Write out the entries unchanged, beginning with the very first line and continuing through the line that contains "295, 1328, 332]".

>> BEGIN

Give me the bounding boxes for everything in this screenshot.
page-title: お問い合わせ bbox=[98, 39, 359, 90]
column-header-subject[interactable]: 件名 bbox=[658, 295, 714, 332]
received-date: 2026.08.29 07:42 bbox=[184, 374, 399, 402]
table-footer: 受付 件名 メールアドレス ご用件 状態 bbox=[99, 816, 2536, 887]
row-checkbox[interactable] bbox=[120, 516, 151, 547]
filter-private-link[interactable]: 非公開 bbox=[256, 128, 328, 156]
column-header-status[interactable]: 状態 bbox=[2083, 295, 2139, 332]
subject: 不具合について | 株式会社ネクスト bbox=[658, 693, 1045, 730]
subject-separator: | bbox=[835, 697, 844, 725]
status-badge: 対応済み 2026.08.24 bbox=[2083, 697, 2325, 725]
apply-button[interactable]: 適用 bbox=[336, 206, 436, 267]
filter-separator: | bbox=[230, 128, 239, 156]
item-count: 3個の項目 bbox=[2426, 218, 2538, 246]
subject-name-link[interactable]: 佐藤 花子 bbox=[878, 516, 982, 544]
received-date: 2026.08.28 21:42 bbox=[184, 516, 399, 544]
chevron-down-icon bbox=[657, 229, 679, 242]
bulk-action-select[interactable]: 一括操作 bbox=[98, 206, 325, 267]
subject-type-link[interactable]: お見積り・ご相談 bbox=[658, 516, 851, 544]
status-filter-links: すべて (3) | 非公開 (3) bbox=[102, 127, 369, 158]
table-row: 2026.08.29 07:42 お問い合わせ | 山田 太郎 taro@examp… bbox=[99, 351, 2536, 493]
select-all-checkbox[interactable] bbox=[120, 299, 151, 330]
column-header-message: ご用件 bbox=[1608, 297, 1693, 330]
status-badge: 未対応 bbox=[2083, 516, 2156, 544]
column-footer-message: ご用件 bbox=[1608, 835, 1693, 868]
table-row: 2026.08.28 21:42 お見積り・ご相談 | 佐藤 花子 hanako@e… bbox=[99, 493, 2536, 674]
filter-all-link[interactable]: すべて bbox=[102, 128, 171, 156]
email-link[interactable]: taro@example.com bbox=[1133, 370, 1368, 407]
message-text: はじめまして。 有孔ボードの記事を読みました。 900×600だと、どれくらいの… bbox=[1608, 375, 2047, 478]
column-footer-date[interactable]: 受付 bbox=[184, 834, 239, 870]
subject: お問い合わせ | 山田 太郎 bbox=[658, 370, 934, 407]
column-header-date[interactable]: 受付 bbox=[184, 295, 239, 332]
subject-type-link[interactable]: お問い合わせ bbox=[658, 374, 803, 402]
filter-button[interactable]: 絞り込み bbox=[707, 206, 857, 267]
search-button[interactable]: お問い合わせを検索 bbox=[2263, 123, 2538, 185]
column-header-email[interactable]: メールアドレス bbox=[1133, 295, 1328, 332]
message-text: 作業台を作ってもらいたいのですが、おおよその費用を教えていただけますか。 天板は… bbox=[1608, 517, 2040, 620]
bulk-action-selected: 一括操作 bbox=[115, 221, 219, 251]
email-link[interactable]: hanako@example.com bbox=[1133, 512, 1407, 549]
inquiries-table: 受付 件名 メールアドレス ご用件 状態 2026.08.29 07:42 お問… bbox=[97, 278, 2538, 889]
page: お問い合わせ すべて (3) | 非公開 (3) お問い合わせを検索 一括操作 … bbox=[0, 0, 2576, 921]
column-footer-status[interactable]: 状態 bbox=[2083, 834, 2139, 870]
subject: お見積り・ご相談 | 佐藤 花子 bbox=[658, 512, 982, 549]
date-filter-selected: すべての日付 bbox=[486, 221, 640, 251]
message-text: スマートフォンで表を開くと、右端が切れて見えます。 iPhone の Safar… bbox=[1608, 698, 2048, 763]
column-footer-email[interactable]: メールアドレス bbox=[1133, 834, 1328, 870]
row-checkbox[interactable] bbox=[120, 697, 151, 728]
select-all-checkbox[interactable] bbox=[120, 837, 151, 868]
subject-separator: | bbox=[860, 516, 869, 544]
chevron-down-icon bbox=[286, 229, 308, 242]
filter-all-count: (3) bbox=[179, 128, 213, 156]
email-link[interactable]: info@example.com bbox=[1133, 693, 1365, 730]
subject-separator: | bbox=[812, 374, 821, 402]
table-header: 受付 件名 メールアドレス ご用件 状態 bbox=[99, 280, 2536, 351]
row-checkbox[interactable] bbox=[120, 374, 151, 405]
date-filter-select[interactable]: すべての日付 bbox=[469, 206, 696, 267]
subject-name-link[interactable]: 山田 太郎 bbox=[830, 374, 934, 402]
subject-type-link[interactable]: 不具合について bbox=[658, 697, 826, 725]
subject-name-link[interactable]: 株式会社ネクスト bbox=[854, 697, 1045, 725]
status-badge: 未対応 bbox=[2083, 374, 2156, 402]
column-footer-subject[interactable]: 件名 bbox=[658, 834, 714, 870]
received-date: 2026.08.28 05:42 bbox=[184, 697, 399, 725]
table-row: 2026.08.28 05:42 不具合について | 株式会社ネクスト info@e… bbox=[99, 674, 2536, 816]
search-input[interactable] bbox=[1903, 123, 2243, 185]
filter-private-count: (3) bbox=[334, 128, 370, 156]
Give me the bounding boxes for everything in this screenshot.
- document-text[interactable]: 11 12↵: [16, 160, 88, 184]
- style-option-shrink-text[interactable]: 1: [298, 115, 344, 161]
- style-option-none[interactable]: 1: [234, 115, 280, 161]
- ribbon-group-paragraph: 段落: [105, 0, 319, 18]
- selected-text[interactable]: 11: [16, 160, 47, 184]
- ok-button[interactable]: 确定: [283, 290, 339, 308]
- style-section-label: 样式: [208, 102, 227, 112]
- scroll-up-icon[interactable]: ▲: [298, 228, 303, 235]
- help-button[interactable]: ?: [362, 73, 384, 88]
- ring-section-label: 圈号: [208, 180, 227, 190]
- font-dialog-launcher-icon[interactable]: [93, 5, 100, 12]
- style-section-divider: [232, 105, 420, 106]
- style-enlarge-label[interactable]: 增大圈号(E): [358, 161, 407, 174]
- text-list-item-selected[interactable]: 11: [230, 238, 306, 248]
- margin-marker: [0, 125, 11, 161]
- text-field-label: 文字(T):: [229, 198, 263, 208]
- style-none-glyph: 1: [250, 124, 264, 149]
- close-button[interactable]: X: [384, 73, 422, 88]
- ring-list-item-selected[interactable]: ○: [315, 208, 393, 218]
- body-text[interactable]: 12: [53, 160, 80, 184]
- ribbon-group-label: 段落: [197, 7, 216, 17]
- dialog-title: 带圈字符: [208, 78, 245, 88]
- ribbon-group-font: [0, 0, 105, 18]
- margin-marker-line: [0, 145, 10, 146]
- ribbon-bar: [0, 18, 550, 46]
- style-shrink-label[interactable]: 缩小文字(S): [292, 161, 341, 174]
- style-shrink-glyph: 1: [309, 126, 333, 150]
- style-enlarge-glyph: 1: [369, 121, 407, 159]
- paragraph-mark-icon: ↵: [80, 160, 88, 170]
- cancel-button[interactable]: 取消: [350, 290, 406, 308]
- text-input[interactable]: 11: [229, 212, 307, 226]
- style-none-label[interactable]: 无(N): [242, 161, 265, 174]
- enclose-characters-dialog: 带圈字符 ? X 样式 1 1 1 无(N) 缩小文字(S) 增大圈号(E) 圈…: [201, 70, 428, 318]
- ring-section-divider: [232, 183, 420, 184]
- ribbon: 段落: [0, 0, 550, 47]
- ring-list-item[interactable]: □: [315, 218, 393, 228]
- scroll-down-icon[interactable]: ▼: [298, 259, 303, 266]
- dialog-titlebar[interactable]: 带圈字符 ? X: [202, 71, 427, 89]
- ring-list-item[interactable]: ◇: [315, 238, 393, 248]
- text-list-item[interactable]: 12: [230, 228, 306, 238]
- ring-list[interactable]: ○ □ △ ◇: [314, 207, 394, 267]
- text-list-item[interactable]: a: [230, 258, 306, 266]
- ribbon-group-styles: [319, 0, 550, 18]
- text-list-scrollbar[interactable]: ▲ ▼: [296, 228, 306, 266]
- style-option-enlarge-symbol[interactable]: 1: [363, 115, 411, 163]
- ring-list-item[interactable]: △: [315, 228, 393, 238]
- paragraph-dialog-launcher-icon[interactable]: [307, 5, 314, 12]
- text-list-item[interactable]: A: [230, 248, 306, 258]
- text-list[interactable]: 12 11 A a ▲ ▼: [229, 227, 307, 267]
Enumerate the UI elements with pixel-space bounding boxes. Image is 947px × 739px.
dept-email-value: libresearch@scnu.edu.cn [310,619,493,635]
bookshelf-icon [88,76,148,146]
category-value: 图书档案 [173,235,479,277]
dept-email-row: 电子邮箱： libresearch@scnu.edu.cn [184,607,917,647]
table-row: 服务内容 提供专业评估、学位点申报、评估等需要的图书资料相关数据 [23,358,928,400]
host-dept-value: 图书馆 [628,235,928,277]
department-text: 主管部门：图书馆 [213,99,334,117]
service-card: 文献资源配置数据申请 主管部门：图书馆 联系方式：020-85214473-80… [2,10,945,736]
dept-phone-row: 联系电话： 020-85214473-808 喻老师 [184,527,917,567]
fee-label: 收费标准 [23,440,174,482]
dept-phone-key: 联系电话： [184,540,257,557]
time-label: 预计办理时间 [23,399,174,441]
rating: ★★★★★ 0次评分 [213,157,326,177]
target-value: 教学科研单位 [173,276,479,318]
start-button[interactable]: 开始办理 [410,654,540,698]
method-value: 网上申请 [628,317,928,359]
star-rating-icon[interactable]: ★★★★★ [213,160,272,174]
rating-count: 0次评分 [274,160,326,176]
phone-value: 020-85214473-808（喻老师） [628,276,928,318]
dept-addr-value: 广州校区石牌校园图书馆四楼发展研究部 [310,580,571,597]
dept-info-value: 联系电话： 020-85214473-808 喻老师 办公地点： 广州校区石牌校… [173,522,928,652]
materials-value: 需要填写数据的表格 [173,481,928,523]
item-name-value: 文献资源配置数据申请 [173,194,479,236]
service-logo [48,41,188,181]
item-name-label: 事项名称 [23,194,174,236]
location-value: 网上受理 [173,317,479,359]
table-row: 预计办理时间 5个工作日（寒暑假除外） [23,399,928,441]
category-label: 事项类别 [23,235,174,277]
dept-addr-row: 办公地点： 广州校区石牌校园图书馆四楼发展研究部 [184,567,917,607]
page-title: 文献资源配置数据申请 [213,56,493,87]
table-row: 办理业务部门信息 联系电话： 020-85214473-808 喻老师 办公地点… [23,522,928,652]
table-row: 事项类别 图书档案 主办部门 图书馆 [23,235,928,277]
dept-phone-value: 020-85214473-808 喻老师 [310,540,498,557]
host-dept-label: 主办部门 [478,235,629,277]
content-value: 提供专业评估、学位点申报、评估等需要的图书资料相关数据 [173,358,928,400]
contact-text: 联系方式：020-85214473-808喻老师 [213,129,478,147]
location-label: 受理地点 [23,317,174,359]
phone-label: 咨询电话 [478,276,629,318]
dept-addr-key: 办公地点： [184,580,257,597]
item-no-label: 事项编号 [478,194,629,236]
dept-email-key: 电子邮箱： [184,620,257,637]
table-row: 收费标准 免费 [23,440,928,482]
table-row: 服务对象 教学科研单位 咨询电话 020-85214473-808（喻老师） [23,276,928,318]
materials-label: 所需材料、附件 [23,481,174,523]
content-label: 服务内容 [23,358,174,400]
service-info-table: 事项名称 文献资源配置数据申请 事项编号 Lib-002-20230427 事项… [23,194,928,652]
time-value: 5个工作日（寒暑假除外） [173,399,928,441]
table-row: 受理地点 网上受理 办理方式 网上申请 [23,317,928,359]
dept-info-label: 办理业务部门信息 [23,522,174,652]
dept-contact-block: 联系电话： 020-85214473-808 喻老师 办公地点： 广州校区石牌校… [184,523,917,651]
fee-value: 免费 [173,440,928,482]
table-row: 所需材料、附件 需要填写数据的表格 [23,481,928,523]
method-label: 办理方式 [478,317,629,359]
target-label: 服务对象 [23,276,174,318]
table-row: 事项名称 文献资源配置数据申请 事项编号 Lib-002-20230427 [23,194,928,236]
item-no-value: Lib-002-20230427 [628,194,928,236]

>> END

> **Result**
Give me the bounding boxes for everything in this screenshot.
page-title: お問い合わせ bbox=[98, 39, 359, 90]
column-header-subject[interactable]: 件名 bbox=[658, 295, 714, 332]
received-date: 2026.08.29 07:42 bbox=[184, 374, 399, 402]
table-footer: 受付 件名 メールアドレス ご用件 状態 bbox=[99, 816, 2536, 887]
row-checkbox[interactable] bbox=[120, 516, 151, 547]
filter-private-link[interactable]: 非公開 bbox=[256, 128, 328, 156]
column-header-status[interactable]: 状態 bbox=[2083, 295, 2139, 332]
subject: 不具合について | 株式会社ネクスト bbox=[658, 693, 1045, 730]
subject-separator: | bbox=[835, 697, 844, 725]
status-badge: 対応済み 2026.08.24 bbox=[2083, 697, 2325, 725]
apply-button[interactable]: 適用 bbox=[336, 206, 436, 267]
filter-separator: | bbox=[230, 128, 239, 156]
item-count: 3個の項目 bbox=[2426, 218, 2538, 246]
subject-name-link[interactable]: 佐藤 花子 bbox=[878, 516, 982, 544]
received-date: 2026.08.28 21:42 bbox=[184, 516, 399, 544]
chevron-down-icon bbox=[657, 229, 679, 242]
bulk-action-select[interactable]: 一括操作 bbox=[98, 206, 325, 267]
subject-type-link[interactable]: お見積り・ご相談 bbox=[658, 516, 851, 544]
status-filter-links: すべて (3) | 非公開 (3) bbox=[102, 127, 369, 158]
table-row: 2026.08.29 07:42 お問い合わせ | 山田 太郎 taro@examp… bbox=[99, 351, 2536, 493]
select-all-checkbox[interactable] bbox=[120, 299, 151, 330]
column-header-message: ご用件 bbox=[1608, 297, 1693, 330]
status-badge: 未対応 bbox=[2083, 516, 2156, 544]
column-footer-message: ご用件 bbox=[1608, 835, 1693, 868]
table-row: 2026.08.28 21:42 お見積り・ご相談 | 佐藤 花子 hanako@e… bbox=[99, 493, 2536, 674]
filter-all-link[interactable]: すべて bbox=[102, 128, 171, 156]
email-link[interactable]: taro@example.com bbox=[1133, 370, 1368, 407]
message-text: はじめまして。 有孔ボードの記事を読みました。 900×600だと、どれくらいの… bbox=[1608, 375, 2047, 478]
column-footer-date[interactable]: 受付 bbox=[184, 834, 239, 870]
subject: お問い合わせ | 山田 太郎 bbox=[658, 370, 934, 407]
column-header-date[interactable]: 受付 bbox=[184, 295, 239, 332]
subject-type-link[interactable]: お問い合わせ bbox=[658, 374, 803, 402]
filter-button[interactable]: 絞り込み bbox=[707, 206, 857, 267]
search-button[interactable]: お問い合わせを検索 bbox=[2263, 123, 2538, 185]
column-header-email[interactable]: メールアドレス bbox=[1133, 295, 1328, 332]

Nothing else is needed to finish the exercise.